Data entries

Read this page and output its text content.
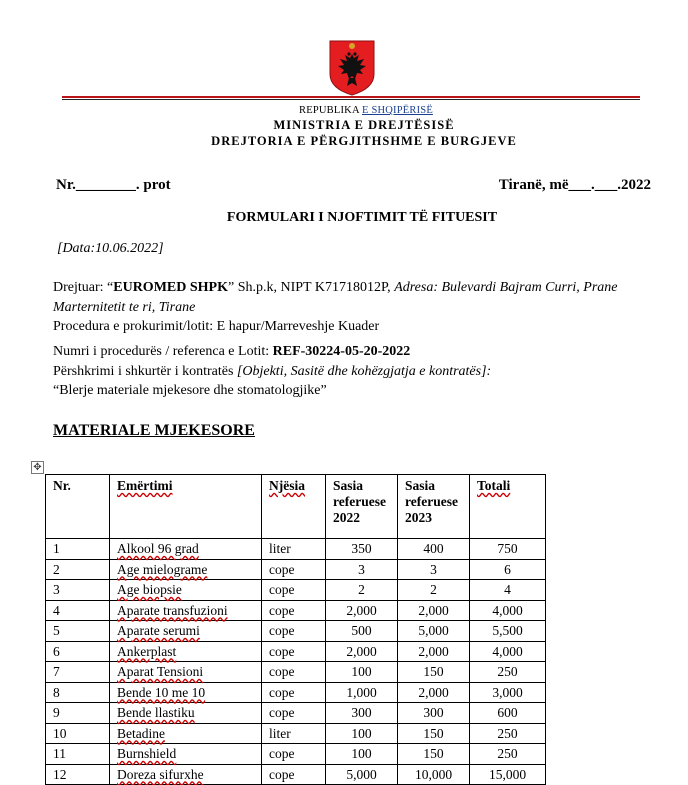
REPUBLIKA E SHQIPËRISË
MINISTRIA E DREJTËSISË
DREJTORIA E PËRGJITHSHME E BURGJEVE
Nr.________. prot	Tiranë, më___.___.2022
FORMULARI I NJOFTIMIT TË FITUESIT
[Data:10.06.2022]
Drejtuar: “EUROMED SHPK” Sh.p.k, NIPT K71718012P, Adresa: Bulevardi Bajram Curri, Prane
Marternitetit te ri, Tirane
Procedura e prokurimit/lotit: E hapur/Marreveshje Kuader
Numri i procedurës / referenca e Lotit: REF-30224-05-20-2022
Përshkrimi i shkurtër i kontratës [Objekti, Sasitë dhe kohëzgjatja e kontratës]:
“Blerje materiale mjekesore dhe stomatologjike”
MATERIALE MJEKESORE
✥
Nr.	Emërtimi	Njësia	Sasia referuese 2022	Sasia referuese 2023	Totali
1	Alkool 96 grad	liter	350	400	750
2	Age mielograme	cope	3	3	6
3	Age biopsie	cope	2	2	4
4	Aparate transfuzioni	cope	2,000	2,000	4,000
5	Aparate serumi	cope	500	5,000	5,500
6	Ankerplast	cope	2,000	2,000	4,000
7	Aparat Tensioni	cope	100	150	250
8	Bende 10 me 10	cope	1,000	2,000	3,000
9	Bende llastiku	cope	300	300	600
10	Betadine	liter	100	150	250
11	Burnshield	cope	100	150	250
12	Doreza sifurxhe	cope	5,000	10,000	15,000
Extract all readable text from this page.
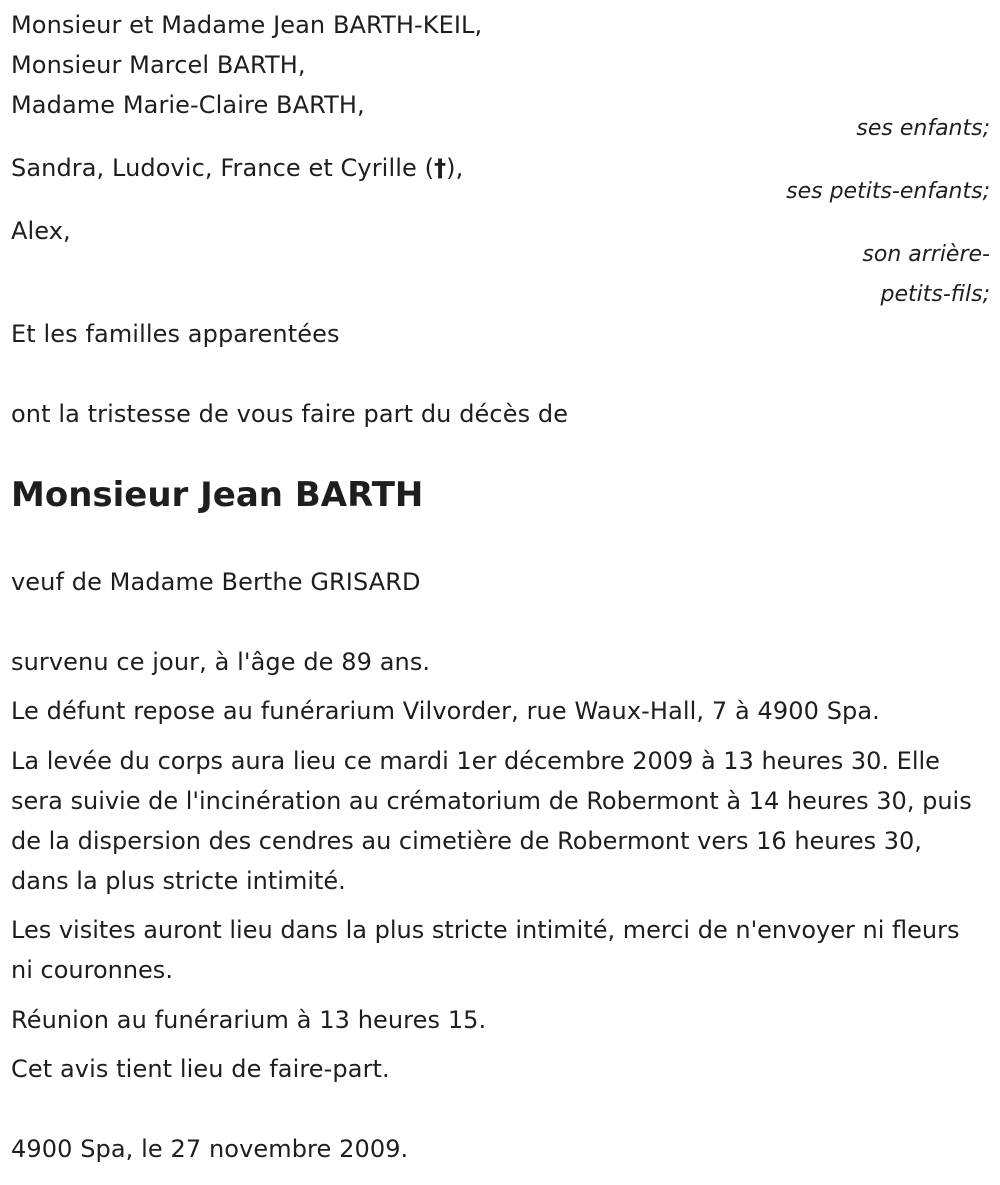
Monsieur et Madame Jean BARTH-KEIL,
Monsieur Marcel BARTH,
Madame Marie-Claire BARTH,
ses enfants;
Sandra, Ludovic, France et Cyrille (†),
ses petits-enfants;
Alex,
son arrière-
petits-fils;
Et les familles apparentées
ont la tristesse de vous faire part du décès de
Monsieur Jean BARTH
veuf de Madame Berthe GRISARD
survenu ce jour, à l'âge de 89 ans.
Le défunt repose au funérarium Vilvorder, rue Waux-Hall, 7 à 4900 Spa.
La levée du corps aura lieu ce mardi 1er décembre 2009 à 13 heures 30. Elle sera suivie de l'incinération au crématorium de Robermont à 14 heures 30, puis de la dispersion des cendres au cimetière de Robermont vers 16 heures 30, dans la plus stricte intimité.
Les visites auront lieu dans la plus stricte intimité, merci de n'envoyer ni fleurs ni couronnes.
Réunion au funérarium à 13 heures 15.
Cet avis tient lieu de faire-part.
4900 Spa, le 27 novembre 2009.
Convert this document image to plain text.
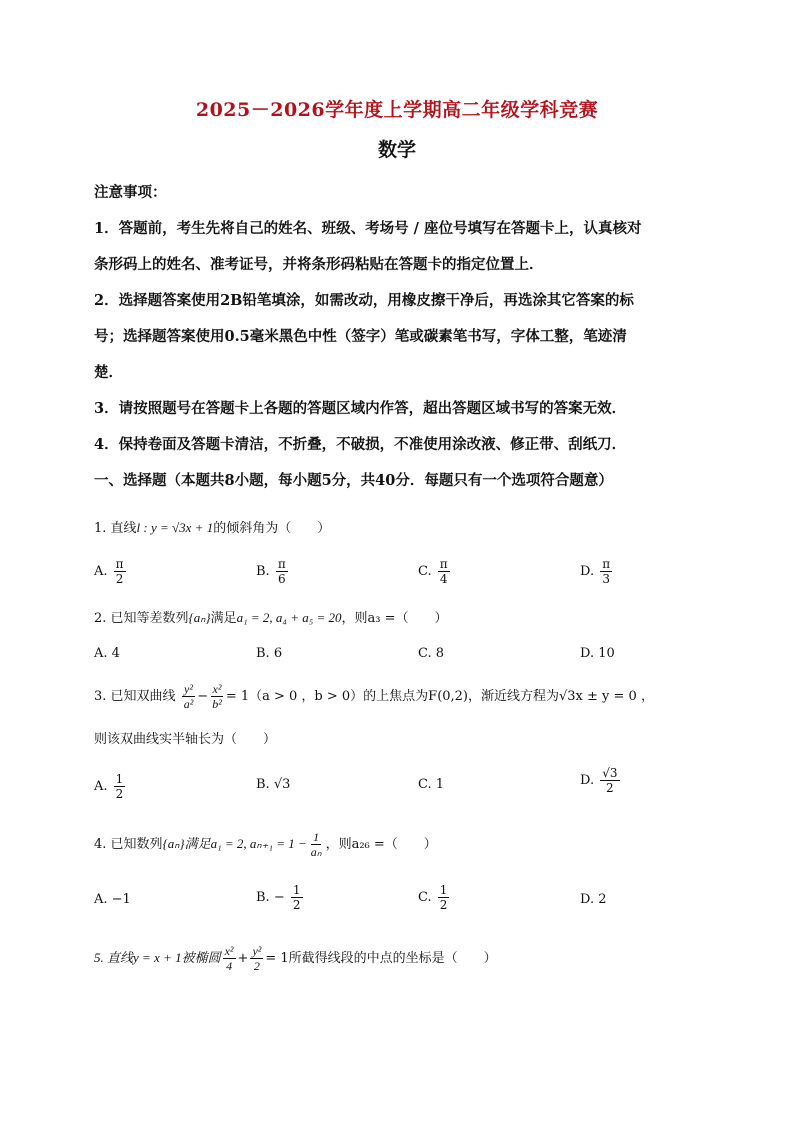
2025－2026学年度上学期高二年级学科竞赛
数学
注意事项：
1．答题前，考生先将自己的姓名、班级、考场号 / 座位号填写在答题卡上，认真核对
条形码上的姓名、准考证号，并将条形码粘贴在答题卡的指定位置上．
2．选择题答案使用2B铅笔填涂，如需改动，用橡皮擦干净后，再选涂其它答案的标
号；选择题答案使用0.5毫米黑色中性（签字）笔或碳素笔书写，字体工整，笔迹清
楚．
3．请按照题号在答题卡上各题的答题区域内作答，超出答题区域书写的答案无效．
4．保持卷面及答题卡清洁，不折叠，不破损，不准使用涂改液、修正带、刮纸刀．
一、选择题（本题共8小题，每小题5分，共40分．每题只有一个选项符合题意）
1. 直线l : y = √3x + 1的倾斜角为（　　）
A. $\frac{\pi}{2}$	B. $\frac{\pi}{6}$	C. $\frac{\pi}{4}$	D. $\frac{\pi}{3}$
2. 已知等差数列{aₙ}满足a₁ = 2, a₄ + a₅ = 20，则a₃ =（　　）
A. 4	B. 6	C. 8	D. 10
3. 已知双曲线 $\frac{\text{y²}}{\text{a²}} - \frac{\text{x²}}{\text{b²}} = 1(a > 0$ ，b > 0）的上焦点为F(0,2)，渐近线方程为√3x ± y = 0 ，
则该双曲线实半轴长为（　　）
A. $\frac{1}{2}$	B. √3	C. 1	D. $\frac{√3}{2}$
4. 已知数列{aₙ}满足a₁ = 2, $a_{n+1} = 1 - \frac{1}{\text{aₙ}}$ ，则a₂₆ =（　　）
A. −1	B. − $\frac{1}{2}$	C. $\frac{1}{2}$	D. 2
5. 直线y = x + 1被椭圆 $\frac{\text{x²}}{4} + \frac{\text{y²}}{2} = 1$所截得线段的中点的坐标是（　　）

= Instruction =
Track down every line holding the string "Aparate" and copy it.

= Correct response =
4	Aparate transfuzioni	cope	2,000	2,000	4,000
5	Aparate serumi	cope	500	5,000	5,500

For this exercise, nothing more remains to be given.